━━━ Extracted data ━━━

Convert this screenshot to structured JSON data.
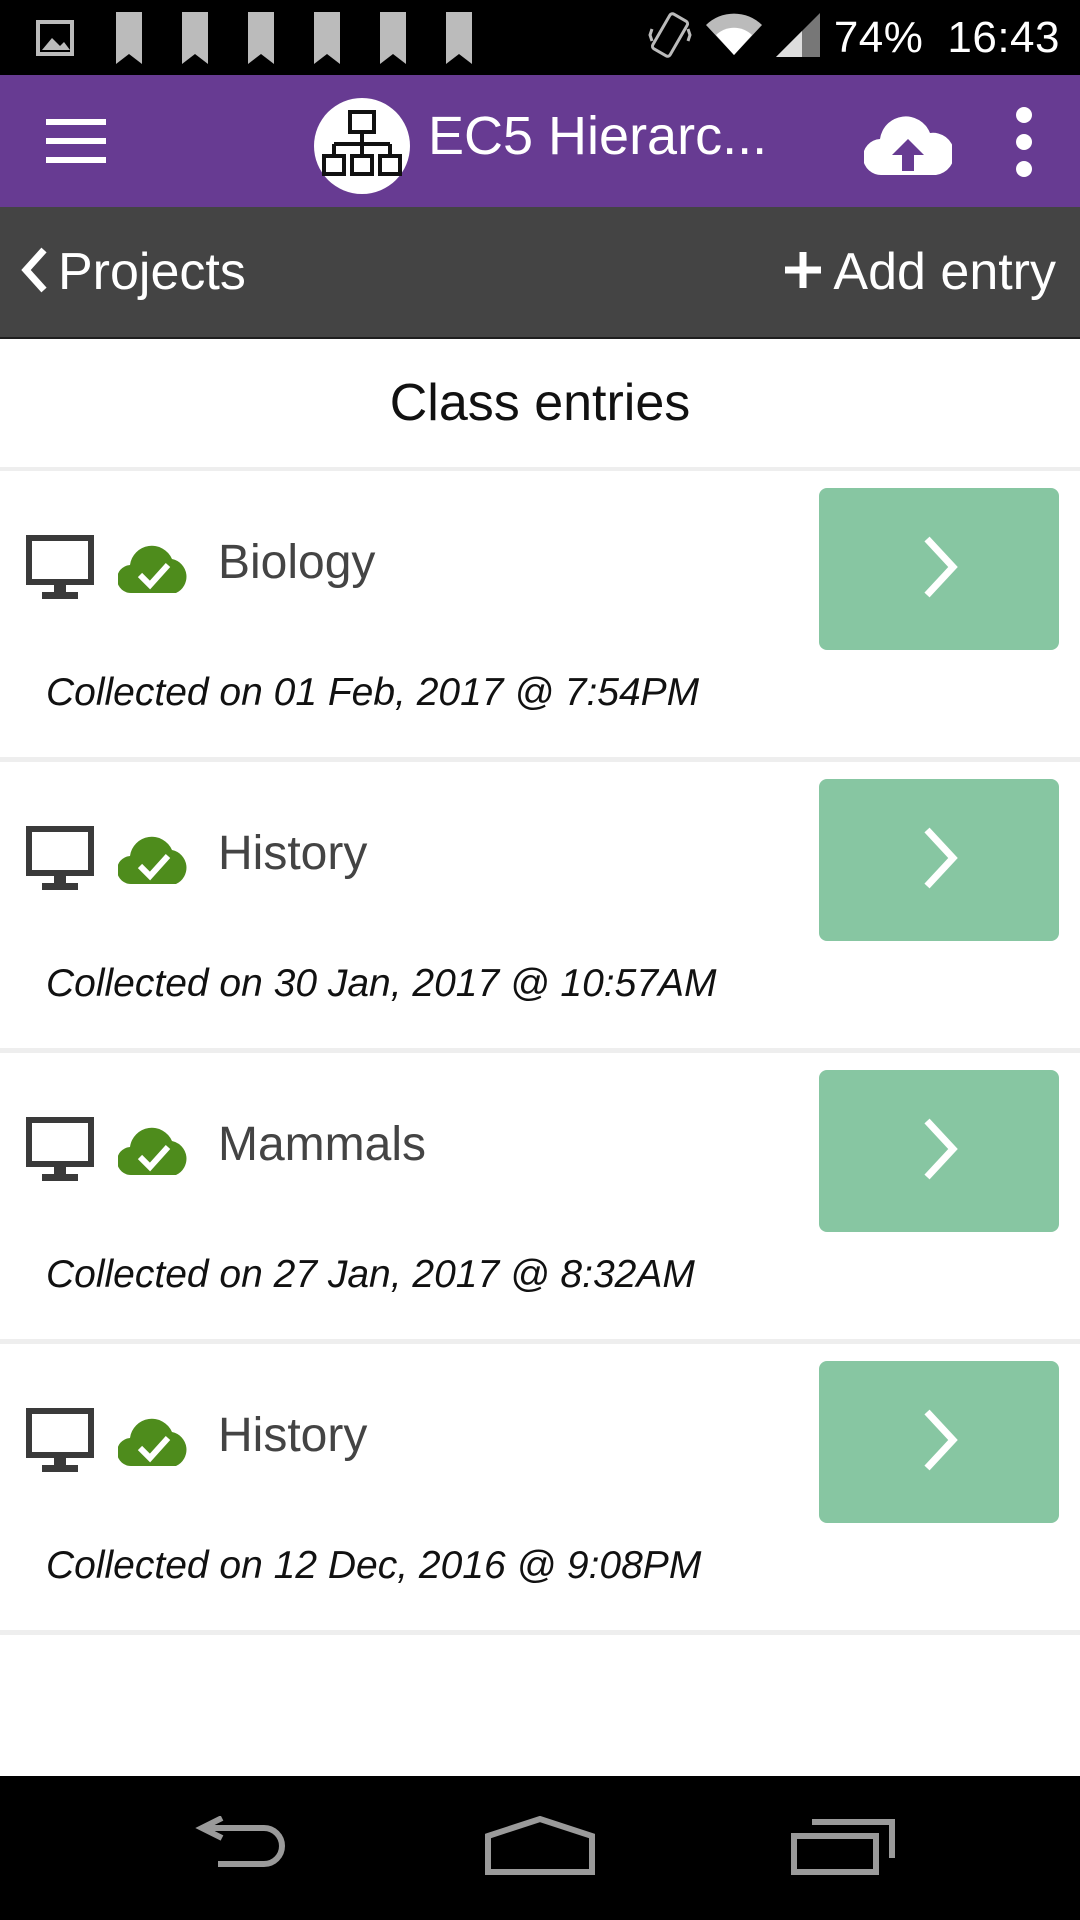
{
  "status_bar": {
    "battery": "74%",
    "time": "16:43",
    "left_icons": [
      "image-notification-icon",
      "bookmark-icon",
      "bookmark-icon",
      "bookmark-icon",
      "bookmark-icon",
      "bookmark-icon",
      "bookmark-icon"
    ],
    "right_icons": [
      "vibrate-icon",
      "wifi-icon",
      "signal-icon"
    ]
  },
  "app_bar": {
    "title": "EC5 Hierarc...",
    "menu_icon": "hamburger-menu-icon",
    "logo_icon": "hierarchy-logo-icon",
    "upload_icon": "cloud-upload-icon",
    "more_icon": "more-vert-icon",
    "background": "#673b92"
  },
  "sub_bar": {
    "back_label": "Projects",
    "add_label": "Add entry",
    "background": "#444444"
  },
  "page": {
    "heading": "Class entries"
  },
  "entries": [
    {
      "title": "Biology",
      "collected": "Collected on 01 Feb, 2017 @ 7:54PM"
    },
    {
      "title": "History",
      "collected": "Collected on 30 Jan, 2017 @ 10:57AM"
    },
    {
      "title": "Mammals",
      "collected": "Collected on 27 Jan, 2017 @ 8:32AM"
    },
    {
      "title": "History",
      "collected": "Collected on 12 Dec, 2016 @ 9:08PM"
    }
  ],
  "colors": {
    "view_button": "#87c6a2",
    "synced_cloud": "#4e8c1c",
    "device_icon": "#3a3a3a"
  },
  "nav_bar": {
    "icons": [
      "back-nav-icon",
      "home-nav-icon",
      "recents-nav-icon"
    ]
  }
}
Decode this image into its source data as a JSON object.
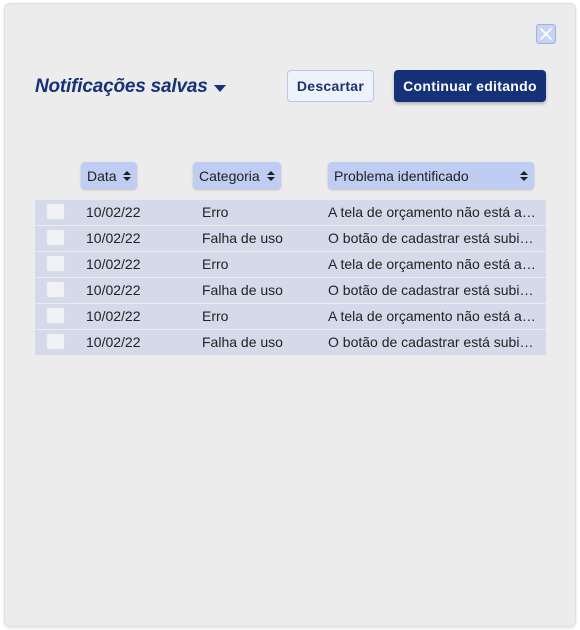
{
  "header": {
    "title": "Notificações salvas",
    "discard_label": "Descartar",
    "continue_label": "Continuar editando"
  },
  "table": {
    "columns": [
      "Data",
      "Categoria",
      "Problema identificado"
    ],
    "rows": [
      {
        "date": "10/02/22",
        "category": "Erro",
        "problem": "A tela de orçamento não está atualizando"
      },
      {
        "date": "10/02/22",
        "category": "Falha de uso",
        "problem": "O botão de cadastrar está subindo"
      },
      {
        "date": "10/02/22",
        "category": "Erro",
        "problem": "A tela de orçamento não está atualizando"
      },
      {
        "date": "10/02/22",
        "category": "Falha de uso",
        "problem": "O botão de cadastrar está subindo"
      },
      {
        "date": "10/02/22",
        "category": "Erro",
        "problem": "A tela de orçamento não está atualizando"
      },
      {
        "date": "10/02/22",
        "category": "Falha de uso",
        "problem": "O botão de cadastrar está subindo"
      }
    ]
  },
  "icons": {
    "close": "close-icon",
    "title_dropdown": "caret-down-icon",
    "sort": "sort-icon"
  },
  "colors": {
    "primary": "#153278",
    "header_bg": "#bfcdf3",
    "row_bg": "#d4dae9",
    "panel_bg": "#ececec"
  }
}
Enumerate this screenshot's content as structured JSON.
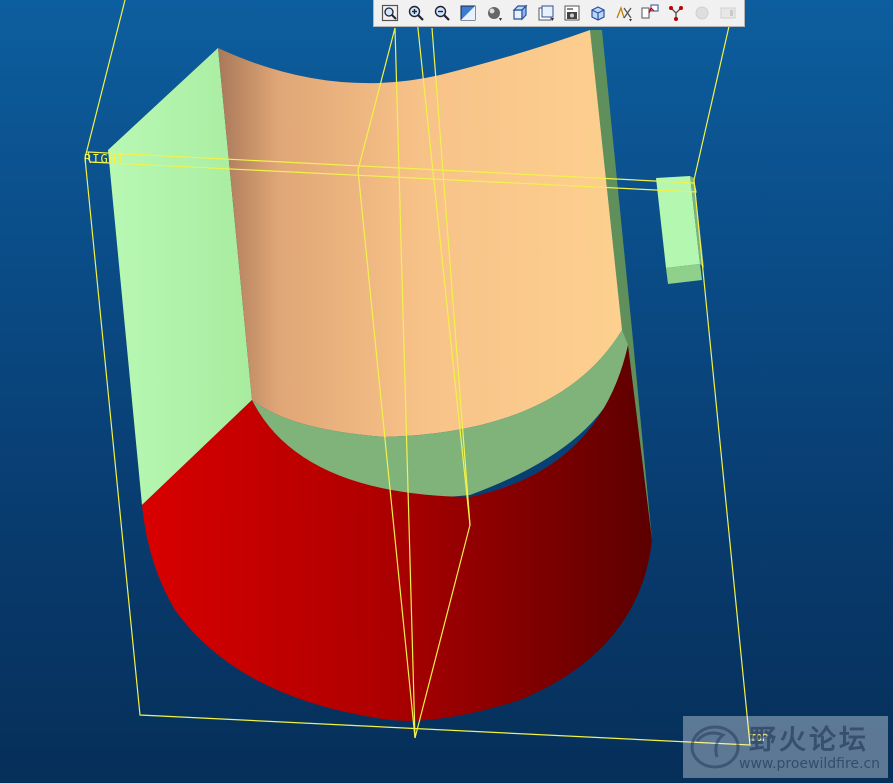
{
  "viewport": {
    "background_top": "#0d5e9e",
    "background_bottom": "#062f59",
    "datum_color": "#f2f24a",
    "surface_colors": {
      "cylinder_top": "#f7c288",
      "cylinder_bottom": "#b00000",
      "plane_faces": "#b4f7b0",
      "ledge": "#7fb37a"
    }
  },
  "toolbar": {
    "buttons": [
      {
        "name": "refit-button",
        "icon": "zoom-fit-icon",
        "enabled": true
      },
      {
        "name": "zoom-in-button",
        "icon": "zoom-in-icon",
        "enabled": true
      },
      {
        "name": "zoom-out-button",
        "icon": "zoom-out-icon",
        "enabled": true
      },
      {
        "name": "repaint-button",
        "icon": "repaint-icon",
        "enabled": true
      },
      {
        "name": "display-style-button",
        "icon": "shading-icon",
        "enabled": true
      },
      {
        "name": "saved-views-button",
        "icon": "view-cube-icon",
        "enabled": true
      },
      {
        "name": "view-manager-button",
        "icon": "view-manager-icon",
        "enabled": true
      },
      {
        "name": "orient-button",
        "icon": "camera-icon",
        "enabled": true
      },
      {
        "name": "named-view-button",
        "icon": "model-box-icon",
        "enabled": true
      },
      {
        "name": "datum-display-button",
        "icon": "datum-display-icon",
        "enabled": true
      },
      {
        "name": "annotation-button",
        "icon": "annotation-icon",
        "enabled": true
      },
      {
        "name": "spin-center-button",
        "icon": "spin-center-icon",
        "enabled": true
      },
      {
        "name": "record-button",
        "icon": "circle-icon",
        "enabled": false
      },
      {
        "name": "pause-button",
        "icon": "pause-icon",
        "enabled": false
      }
    ]
  },
  "datum_labels": {
    "right": "RIGHT",
    "top": "TOP"
  },
  "watermark": {
    "title": "野火论坛",
    "url": "www.proewildfire.cn"
  }
}
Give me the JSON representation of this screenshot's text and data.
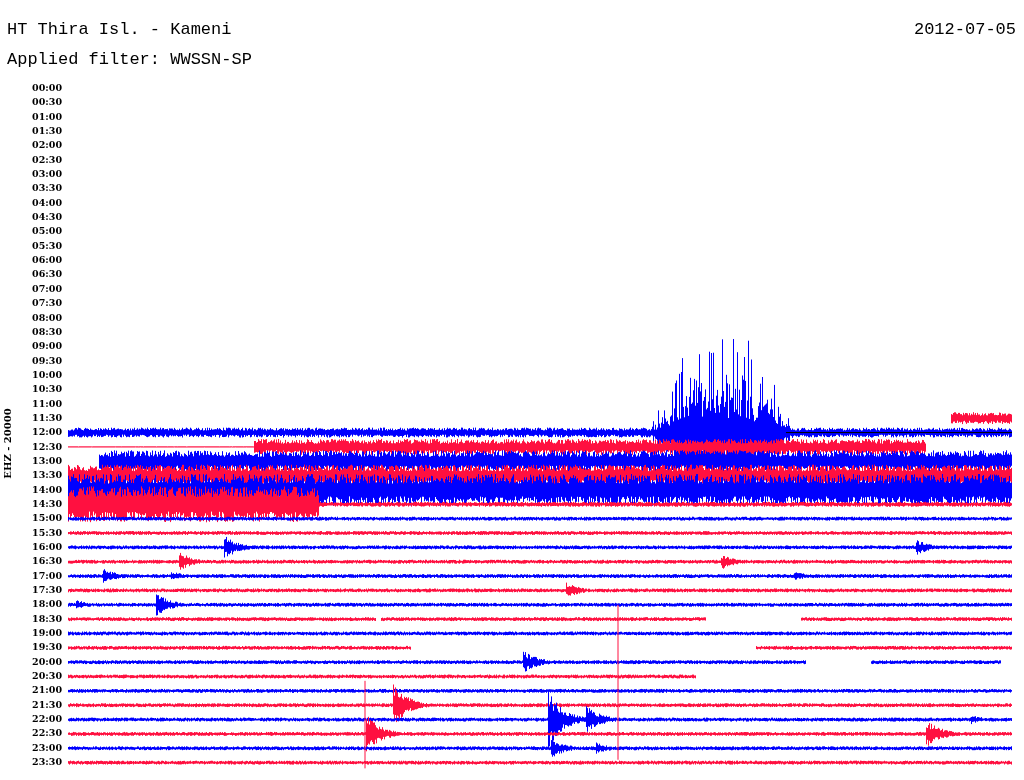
{
  "header": {
    "station": "HT Thira Isl. - Kameni",
    "date": "2012-07-05",
    "filter": "Applied filter: WWSSN-SP"
  },
  "axis": {
    "ylabel": "EHZ - 20000",
    "time_labels": [
      "00:00",
      "00:30",
      "01:00",
      "01:30",
      "02:00",
      "02:30",
      "03:00",
      "03:30",
      "04:00",
      "04:30",
      "05:00",
      "05:30",
      "06:00",
      "06:30",
      "07:00",
      "07:30",
      "08:00",
      "08:30",
      "09:00",
      "09:30",
      "10:00",
      "10:30",
      "11:00",
      "11:30",
      "12:00",
      "12:30",
      "13:00",
      "13:30",
      "14:00",
      "14:30",
      "15:00",
      "15:30",
      "16:00",
      "16:30",
      "17:00",
      "17:30",
      "18:00",
      "18:30",
      "19:00",
      "19:30",
      "20:00",
      "20:30",
      "21:00",
      "21:30",
      "22:00",
      "22:30",
      "23:00",
      "23:30"
    ]
  }
}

━━━

- _Short problem_
All of the entries need to be transcribed word for word; pictures are left out.

- _Finished answer_
Convert this screenshot to structured JSON data.
{
  "status_bar": {
    "battery": "74%",
    "time": "16:43",
    "left_icons": [
      "image-notification-icon",
      "bookmark-icon",
      "bookmark-icon",
      "bookmark-icon",
      "bookmark-icon",
      "bookmark-icon",
      "bookmark-icon"
    ],
    "right_icons": [
      "vibrate-icon",
      "wifi-icon",
      "signal-icon"
    ]
  },
  "app_bar": {
    "title": "EC5 Hierarc...",
    "menu_icon": "hamburger-menu-icon",
    "logo_icon": "hierarchy-logo-icon",
    "upload_icon": "cloud-upload-icon",
    "more_icon": "more-vert-icon",
    "background": "#673b92"
  },
  "sub_bar": {
    "back_label": "Projects",
    "add_label": "Add entry",
    "background": "#444444"
  },
  "page": {
    "heading": "Class entries"
  },
  "entries": [
    {
      "title": "Biology",
      "collected": "Collected on 01 Feb, 2017 @ 7:54PM"
    },
    {
      "title": "History",
      "collected": "Collected on 30 Jan, 2017 @ 10:57AM"
    },
    {
      "title": "Mammals",
      "collected": "Collected on 27 Jan, 2017 @ 8:32AM"
    },
    {
      "title": "History",
      "collected": "Collected on 12 Dec, 2016 @ 9:08PM"
    }
  ],
  "colors": {
    "view_button": "#87c6a2",
    "synced_cloud": "#4e8c1c",
    "device_icon": "#3a3a3a"
  },
  "nav_bar": {
    "icons": [
      "back-nav-icon",
      "home-nav-icon",
      "recents-nav-icon"
    ]
  }
}
Decode this image into its source data as a JSON object.
{
  "header": {
    "title": "Notificações salvas",
    "discard_label": "Descartar",
    "continue_label": "Continuar editando"
  },
  "table": {
    "columns": [
      "Data",
      "Categoria",
      "Problema identificado"
    ],
    "rows": [
      {
        "date": "10/02/22",
        "category": "Erro",
        "problem": "A tela de orçamento não está atualizando"
      },
      {
        "date": "10/02/22",
        "category": "Falha de uso",
        "problem": "O botão de cadastrar está subindo"
      },
      {
        "date": "10/02/22",
        "category": "Erro",
        "problem": "A tela de orçamento não está atualizando"
      },
      {
        "date": "10/02/22",
        "category": "Falha de uso",
        "problem": "O botão de cadastrar está subindo"
      },
      {
        "date": "10/02/22",
        "category": "Erro",
        "problem": "A tela de orçamento não está atualizando"
      },
      {
        "date": "10/02/22",
        "category": "Falha de uso",
        "problem": "O botão de cadastrar está subindo"
      }
    ]
  },
  "icons": {
    "close": "close-icon",
    "title_dropdown": "caret-down-icon",
    "sort": "sort-icon"
  },
  "colors": {
    "primary": "#153278",
    "header_bg": "#bfcdf3",
    "row_bg": "#d4dae9",
    "panel_bg": "#ececec"
  }
}
Enumerate this screenshot's content as structured JSON.
{
  "viewport": {
    "background_top": "#0d5e9e",
    "background_bottom": "#062f59",
    "datum_color": "#f2f24a",
    "surface_colors": {
      "cylinder_top": "#f7c288",
      "cylinder_bottom": "#b00000",
      "plane_faces": "#b4f7b0",
      "ledge": "#7fb37a"
    }
  },
  "toolbar": {
    "buttons": [
      {
        "name": "refit-button",
        "icon": "zoom-fit-icon",
        "enabled": true
      },
      {
        "name": "zoom-in-button",
        "icon": "zoom-in-icon",
        "enabled": true
      },
      {
        "name": "zoom-out-button",
        "icon": "zoom-out-icon",
        "enabled": true
      },
      {
        "name": "repaint-button",
        "icon": "repaint-icon",
        "enabled": true
      },
      {
        "name": "display-style-button",
        "icon": "shading-icon",
        "enabled": true
      },
      {
        "name": "saved-views-button",
        "icon": "view-cube-icon",
        "enabled": true
      },
      {
        "name": "view-manager-button",
        "icon": "view-manager-icon",
        "enabled": true
      },
      {
        "name": "orient-button",
        "icon": "camera-icon",
        "enabled": true
      },
      {
        "name": "named-view-button",
        "icon": "model-box-icon",
        "enabled": true
      },
      {
        "name": "datum-display-button",
        "icon": "datum-display-icon",
        "enabled": true
      },
      {
        "name": "annotation-button",
        "icon": "annotation-icon",
        "enabled": true
      },
      {
        "name": "spin-center-button",
        "icon": "spin-center-icon",
        "enabled": true
      },
      {
        "name": "record-button",
        "icon": "circle-icon",
        "enabled": false
      },
      {
        "name": "pause-button",
        "icon": "pause-icon",
        "enabled": false
      }
    ]
  },
  "datum_labels": {
    "right": "RIGHT",
    "top": "TOP"
  },
  "watermark": {
    "title": "野火论坛",
    "url": "www.proewildfire.cn"
  }
}
Give me the JSON representation of this screenshot's text and data.
{
  "header": {
    "station": "HT Thira Isl. - Kameni",
    "date": "2012-07-05",
    "filter": "Applied filter: WWSSN-SP"
  },
  "axis": {
    "ylabel": "EHZ - 20000",
    "time_labels": [
      "00:00",
      "00:30",
      "01:00",
      "01:30",
      "02:00",
      "02:30",
      "03:00",
      "03:30",
      "04:00",
      "04:30",
      "05:00",
      "05:30",
      "06:00",
      "06:30",
      "07:00",
      "07:30",
      "08:00",
      "08:30",
      "09:00",
      "09:30",
      "10:00",
      "10:30",
      "11:00",
      "11:30",
      "12:00",
      "12:30",
      "13:00",
      "13:30",
      "14:00",
      "14:30",
      "15:00",
      "15:30",
      "16:00",
      "16:30",
      "17:00",
      "17:30",
      "18:00",
      "18:30",
      "19:00",
      "19:30",
      "20:00",
      "20:30",
      "21:00",
      "21:30",
      "22:00",
      "22:30",
      "23:00",
      "23:30"
    ]
  }
}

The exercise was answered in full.